• **CHALLENGE**
Select the lines that hold the word "Thèse" and copy each one.

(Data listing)
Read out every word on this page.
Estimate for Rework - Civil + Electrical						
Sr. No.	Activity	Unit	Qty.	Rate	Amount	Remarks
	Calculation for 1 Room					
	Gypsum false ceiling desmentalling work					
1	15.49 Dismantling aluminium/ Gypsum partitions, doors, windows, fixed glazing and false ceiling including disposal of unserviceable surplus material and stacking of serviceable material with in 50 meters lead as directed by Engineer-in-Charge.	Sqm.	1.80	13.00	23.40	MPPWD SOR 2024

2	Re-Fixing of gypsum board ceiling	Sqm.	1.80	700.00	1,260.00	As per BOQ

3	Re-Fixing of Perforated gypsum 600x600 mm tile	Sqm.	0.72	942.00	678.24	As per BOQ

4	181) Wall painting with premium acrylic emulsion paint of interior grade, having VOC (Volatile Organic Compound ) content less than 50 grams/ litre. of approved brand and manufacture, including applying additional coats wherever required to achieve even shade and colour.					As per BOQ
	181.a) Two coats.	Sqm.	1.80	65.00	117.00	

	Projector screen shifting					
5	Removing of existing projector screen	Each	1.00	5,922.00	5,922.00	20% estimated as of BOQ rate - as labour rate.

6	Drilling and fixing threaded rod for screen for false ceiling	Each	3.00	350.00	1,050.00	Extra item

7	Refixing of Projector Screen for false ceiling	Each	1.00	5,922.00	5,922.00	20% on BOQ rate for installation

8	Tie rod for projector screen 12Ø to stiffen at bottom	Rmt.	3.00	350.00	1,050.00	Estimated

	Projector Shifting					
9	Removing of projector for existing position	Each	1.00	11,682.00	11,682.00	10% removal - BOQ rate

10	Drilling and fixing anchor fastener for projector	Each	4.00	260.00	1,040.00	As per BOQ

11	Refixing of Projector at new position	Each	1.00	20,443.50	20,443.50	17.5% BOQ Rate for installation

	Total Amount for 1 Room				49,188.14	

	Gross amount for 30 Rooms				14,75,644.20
==
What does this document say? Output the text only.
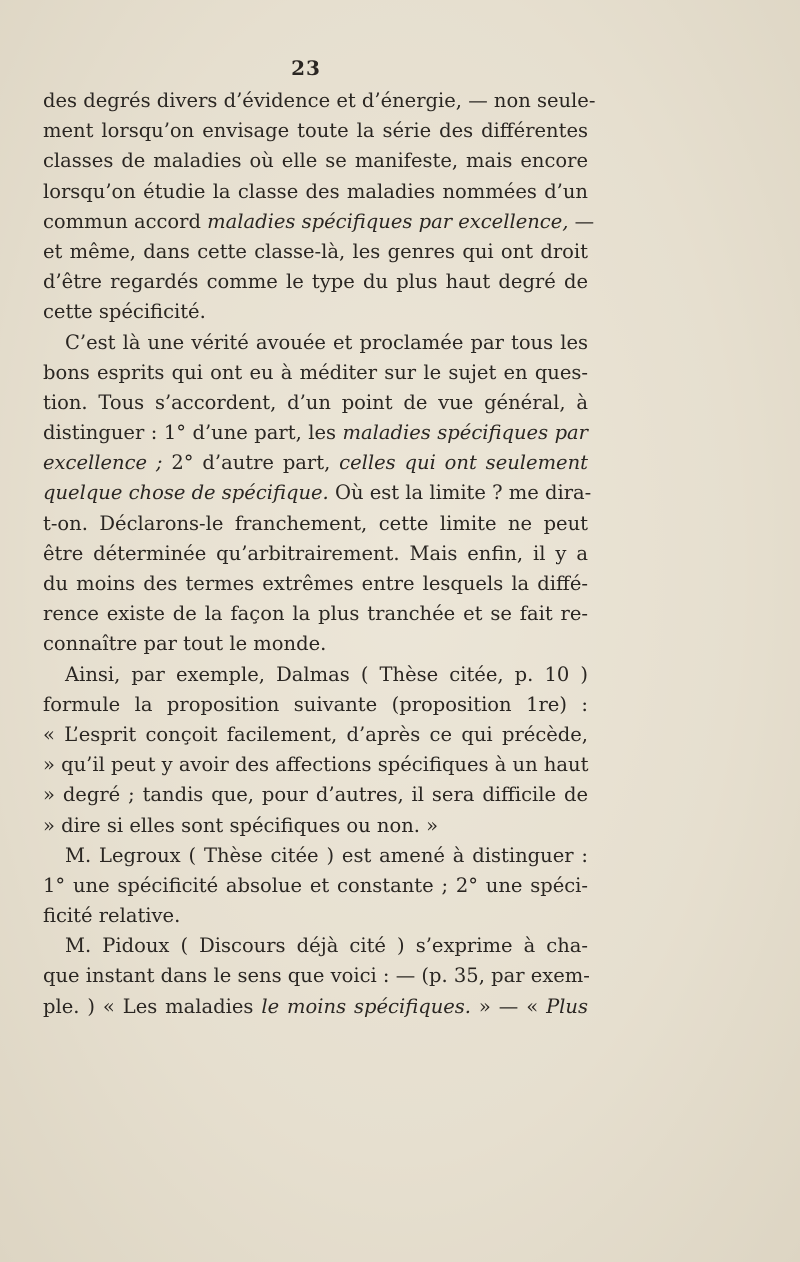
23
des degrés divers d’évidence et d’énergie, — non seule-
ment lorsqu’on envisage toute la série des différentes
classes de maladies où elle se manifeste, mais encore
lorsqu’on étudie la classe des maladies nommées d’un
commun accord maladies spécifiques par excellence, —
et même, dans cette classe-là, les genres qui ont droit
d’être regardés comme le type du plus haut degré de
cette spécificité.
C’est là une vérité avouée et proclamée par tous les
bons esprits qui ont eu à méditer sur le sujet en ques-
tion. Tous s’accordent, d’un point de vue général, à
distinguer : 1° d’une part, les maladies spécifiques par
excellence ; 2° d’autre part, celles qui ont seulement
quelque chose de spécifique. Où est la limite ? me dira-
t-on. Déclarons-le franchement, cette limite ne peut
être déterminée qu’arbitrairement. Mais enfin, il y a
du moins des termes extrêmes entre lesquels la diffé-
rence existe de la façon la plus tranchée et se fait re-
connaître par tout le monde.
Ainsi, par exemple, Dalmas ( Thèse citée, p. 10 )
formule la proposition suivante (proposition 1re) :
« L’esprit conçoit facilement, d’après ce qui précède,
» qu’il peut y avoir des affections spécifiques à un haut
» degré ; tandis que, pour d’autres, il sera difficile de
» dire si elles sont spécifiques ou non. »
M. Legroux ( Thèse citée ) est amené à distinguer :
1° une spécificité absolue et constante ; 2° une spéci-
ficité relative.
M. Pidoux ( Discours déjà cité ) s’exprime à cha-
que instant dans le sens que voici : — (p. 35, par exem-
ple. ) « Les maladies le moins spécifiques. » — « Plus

• **EXPECTED ANSWER**
Ainsi, par exemple, Dalmas ( Thèse citée, p. 10 )
M. Legroux ( Thèse citée ) est amené à distinguer :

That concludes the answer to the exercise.